Restate the full set of records exactly, word for word.
START Input records
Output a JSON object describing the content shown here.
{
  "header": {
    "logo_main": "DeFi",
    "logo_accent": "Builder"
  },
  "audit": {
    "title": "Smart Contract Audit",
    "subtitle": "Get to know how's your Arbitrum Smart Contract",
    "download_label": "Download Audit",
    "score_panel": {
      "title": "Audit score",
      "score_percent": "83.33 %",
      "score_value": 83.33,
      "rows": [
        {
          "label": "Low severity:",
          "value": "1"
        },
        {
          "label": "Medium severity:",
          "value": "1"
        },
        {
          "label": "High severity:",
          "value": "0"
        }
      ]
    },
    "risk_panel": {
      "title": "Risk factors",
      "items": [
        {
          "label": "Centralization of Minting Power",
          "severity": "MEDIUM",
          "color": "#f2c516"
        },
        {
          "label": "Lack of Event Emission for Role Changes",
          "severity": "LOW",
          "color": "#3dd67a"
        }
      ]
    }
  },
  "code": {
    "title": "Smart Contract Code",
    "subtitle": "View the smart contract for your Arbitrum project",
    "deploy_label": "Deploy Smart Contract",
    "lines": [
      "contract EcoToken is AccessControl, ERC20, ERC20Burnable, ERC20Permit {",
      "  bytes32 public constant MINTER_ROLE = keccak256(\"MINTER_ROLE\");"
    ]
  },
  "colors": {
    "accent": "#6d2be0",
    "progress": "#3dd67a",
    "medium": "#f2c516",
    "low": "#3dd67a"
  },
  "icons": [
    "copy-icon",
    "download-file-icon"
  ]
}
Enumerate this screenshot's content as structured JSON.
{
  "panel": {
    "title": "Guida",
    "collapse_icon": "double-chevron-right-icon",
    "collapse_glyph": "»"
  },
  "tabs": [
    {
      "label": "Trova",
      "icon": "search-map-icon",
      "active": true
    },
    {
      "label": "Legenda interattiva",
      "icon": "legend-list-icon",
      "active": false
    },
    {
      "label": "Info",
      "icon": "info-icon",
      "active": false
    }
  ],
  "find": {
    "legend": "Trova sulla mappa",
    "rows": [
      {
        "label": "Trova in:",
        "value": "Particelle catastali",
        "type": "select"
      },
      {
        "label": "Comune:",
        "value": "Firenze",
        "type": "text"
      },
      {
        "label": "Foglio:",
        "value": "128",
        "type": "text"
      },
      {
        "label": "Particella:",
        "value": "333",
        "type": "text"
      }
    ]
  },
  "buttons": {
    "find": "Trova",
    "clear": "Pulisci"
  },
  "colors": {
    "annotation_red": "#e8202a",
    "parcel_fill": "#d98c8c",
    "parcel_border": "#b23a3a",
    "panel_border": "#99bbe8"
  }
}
END Input records
**Exercise solution:**
Output a JSON object describing the content shown here.
{
  "header": {
    "logo_main": "DeFi",
    "logo_accent": "Builder"
  },
  "audit": {
    "title": "Smart Contract Audit",
    "subtitle": "Get to know how's your Arbitrum Smart Contract",
    "download_label": "Download Audit",
    "score_panel": {
      "title": "Audit score",
      "score_percent": "83.33 %",
      "score_value": 83.33,
      "rows": [
        {
          "label": "Low severity:",
          "value": "1"
        },
        {
          "label": "Medium severity:",
          "value": "1"
        },
        {
          "label": "High severity:",
          "value": "0"
        }
      ]
    },
    "risk_panel": {
      "title": "Risk factors",
      "items": [
        {
          "label": "Centralization of Minting Power",
          "severity": "MEDIUM",
          "color": "#f2c516"
        },
        {
          "label": "Lack of Event Emission for Role Changes",
          "severity": "LOW",
          "color": "#3dd67a"
        }
      ]
    }
  },
  "code": {
    "title": "Smart Contract Code",
    "subtitle": "View the smart contract for your Arbitrum project",
    "deploy_label": "Deploy Smart Contract",
    "lines": [
      "contract EcoToken is AccessControl, ERC20, ERC20Burnable, ERC20Permit {",
      "  bytes32 public constant MINTER_ROLE = keccak256(\"MINTER_ROLE\");"
    ]
  },
  "colors": {
    "accent": "#6d2be0",
    "progress": "#3dd67a",
    "medium": "#f2c516",
    "low": "#3dd67a"
  },
  "icons": [
    "copy-icon",
    "download-file-icon"
  ]
}
Enumerate this screenshot's content as structured JSON.
{
  "panel": {
    "title": "Guida",
    "collapse_icon": "double-chevron-right-icon",
    "collapse_glyph": "»"
  },
  "tabs": [
    {
      "label": "Trova",
      "icon": "search-map-icon",
      "active": true
    },
    {
      "label": "Legenda interattiva",
      "icon": "legend-list-icon",
      "active": false
    },
    {
      "label": "Info",
      "icon": "info-icon",
      "active": false
    }
  ],
  "find": {
    "legend": "Trova sulla mappa",
    "rows": [
      {
        "label": "Trova in:",
        "value": "Particelle catastali",
        "type": "select"
      },
      {
        "label": "Comune:",
        "value": "Firenze",
        "type": "text"
      },
      {
        "label": "Foglio:",
        "value": "128",
        "type": "text"
      },
      {
        "label": "Particella:",
        "value": "333",
        "type": "text"
      }
    ]
  },
  "buttons": {
    "find": "Trova",
    "clear": "Pulisci"
  },
  "colors": {
    "annotation_red": "#e8202a",
    "parcel_fill": "#d98c8c",
    "parcel_border": "#b23a3a",
    "panel_border": "#99bbe8"
  }
}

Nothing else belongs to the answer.